>> Begin DATASET ENTRIES

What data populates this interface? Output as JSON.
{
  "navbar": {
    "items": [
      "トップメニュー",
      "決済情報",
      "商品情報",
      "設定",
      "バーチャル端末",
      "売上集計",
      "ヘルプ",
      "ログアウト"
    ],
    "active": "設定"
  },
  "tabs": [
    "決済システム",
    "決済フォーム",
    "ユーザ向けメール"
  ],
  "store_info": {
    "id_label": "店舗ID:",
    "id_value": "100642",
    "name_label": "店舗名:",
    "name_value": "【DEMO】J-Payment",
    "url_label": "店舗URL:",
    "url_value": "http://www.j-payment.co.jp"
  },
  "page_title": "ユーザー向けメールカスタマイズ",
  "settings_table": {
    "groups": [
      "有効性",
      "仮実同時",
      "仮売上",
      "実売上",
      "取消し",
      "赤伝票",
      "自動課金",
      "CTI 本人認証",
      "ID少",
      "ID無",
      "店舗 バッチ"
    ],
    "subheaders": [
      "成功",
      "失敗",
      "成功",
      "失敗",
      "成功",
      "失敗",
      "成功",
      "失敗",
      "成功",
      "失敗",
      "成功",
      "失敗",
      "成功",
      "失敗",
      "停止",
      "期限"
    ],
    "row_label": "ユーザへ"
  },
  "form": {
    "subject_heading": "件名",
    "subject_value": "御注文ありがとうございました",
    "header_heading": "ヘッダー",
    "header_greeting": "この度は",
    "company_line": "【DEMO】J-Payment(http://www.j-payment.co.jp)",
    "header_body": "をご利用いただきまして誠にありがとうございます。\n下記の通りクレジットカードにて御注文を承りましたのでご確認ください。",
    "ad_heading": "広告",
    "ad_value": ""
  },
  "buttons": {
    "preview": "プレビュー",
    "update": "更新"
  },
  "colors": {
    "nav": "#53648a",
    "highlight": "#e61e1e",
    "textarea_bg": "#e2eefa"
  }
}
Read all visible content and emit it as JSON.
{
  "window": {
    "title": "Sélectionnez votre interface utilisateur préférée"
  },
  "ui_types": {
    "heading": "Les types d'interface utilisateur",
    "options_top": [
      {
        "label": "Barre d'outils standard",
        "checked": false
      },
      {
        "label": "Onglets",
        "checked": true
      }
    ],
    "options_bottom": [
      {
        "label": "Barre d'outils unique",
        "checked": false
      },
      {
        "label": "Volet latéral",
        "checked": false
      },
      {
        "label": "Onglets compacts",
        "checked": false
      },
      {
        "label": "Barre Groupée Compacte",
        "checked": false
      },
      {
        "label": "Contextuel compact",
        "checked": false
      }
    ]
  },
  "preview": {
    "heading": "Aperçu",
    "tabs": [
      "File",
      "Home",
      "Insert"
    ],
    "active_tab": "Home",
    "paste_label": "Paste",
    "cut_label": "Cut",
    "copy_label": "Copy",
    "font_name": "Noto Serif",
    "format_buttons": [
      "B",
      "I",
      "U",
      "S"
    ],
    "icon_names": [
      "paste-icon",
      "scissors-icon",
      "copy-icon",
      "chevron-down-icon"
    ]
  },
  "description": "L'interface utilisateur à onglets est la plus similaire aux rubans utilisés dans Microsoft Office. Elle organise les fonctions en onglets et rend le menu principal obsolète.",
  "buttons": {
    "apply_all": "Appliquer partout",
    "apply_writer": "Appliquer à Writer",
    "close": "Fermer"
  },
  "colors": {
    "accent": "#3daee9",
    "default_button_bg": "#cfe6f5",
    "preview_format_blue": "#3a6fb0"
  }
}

>> End DATASET ENTRIES

▸ **WHAT TO DO**: Return the entries in full, keeping every line exactly as it is.

▸ **EXERCISE OUTPUT**:
What data populates this interface? Output as JSON.
{
  "navbar": {
    "items": [
      "トップメニュー",
      "決済情報",
      "商品情報",
      "設定",
      "バーチャル端末",
      "売上集計",
      "ヘルプ",
      "ログアウト"
    ],
    "active": "設定"
  },
  "tabs": [
    "決済システム",
    "決済フォーム",
    "ユーザ向けメール"
  ],
  "store_info": {
    "id_label": "店舗ID:",
    "id_value": "100642",
    "name_label": "店舗名:",
    "name_value": "【DEMO】J-Payment",
    "url_label": "店舗URL:",
    "url_value": "http://www.j-payment.co.jp"
  },
  "page_title": "ユーザー向けメールカスタマイズ",
  "settings_table": {
    "groups": [
      "有効性",
      "仮実同時",
      "仮売上",
      "実売上",
      "取消し",
      "赤伝票",
      "自動課金",
      "CTI 本人認証",
      "ID少",
      "ID無",
      "店舗 バッチ"
    ],
    "subheaders": [
      "成功",
      "失敗",
      "成功",
      "失敗",
      "成功",
      "失敗",
      "成功",
      "失敗",
      "成功",
      "失敗",
      "成功",
      "失敗",
      "成功",
      "失敗",
      "停止",
      "期限"
    ],
    "row_label": "ユーザへ"
  },
  "form": {
    "subject_heading": "件名",
    "subject_value": "御注文ありがとうございました",
    "header_heading": "ヘッダー",
    "header_greeting": "この度は",
    "company_line": "【DEMO】J-Payment(http://www.j-payment.co.jp)",
    "header_body": "をご利用いただきまして誠にありがとうございます。\n下記の通りクレジットカードにて御注文を承りましたのでご確認ください。",
    "ad_heading": "広告",
    "ad_value": ""
  },
  "buttons": {
    "preview": "プレビュー",
    "update": "更新"
  },
  "colors": {
    "nav": "#53648a",
    "highlight": "#e61e1e",
    "textarea_bg": "#e2eefa"
  }
}
Read all visible content and emit it as JSON.
{
  "window": {
    "title": "Sélectionnez votre interface utilisateur préférée"
  },
  "ui_types": {
    "heading": "Les types d'interface utilisateur",
    "options_top": [
      {
        "label": "Barre d'outils standard",
        "checked": false
      },
      {
        "label": "Onglets",
        "checked": true
      }
    ],
    "options_bottom": [
      {
        "label": "Barre d'outils unique",
        "checked": false
      },
      {
        "label": "Volet latéral",
        "checked": false
      },
      {
        "label": "Onglets compacts",
        "checked": false
      },
      {
        "label": "Barre Groupée Compacte",
        "checked": false
      },
      {
        "label": "Contextuel compact",
        "checked": false
      }
    ]
  },
  "preview": {
    "heading": "Aperçu",
    "tabs": [
      "File",
      "Home",
      "Insert"
    ],
    "active_tab": "Home",
    "paste_label": "Paste",
    "cut_label": "Cut",
    "copy_label": "Copy",
    "font_name": "Noto Serif",
    "format_buttons": [
      "B",
      "I",
      "U",
      "S"
    ],
    "icon_names": [
      "paste-icon",
      "scissors-icon",
      "copy-icon",
      "chevron-down-icon"
    ]
  },
  "description": "L'interface utilisateur à onglets est la plus similaire aux rubans utilisés dans Microsoft Office. Elle organise les fonctions en onglets et rend le menu principal obsolète.",
  "buttons": {
    "apply_all": "Appliquer partout",
    "apply_writer": "Appliquer à Writer",
    "close": "Fermer"
  },
  "colors": {
    "accent": "#3daee9",
    "default_button_bg": "#cfe6f5",
    "preview_format_blue": "#3a6fb0"
  }
}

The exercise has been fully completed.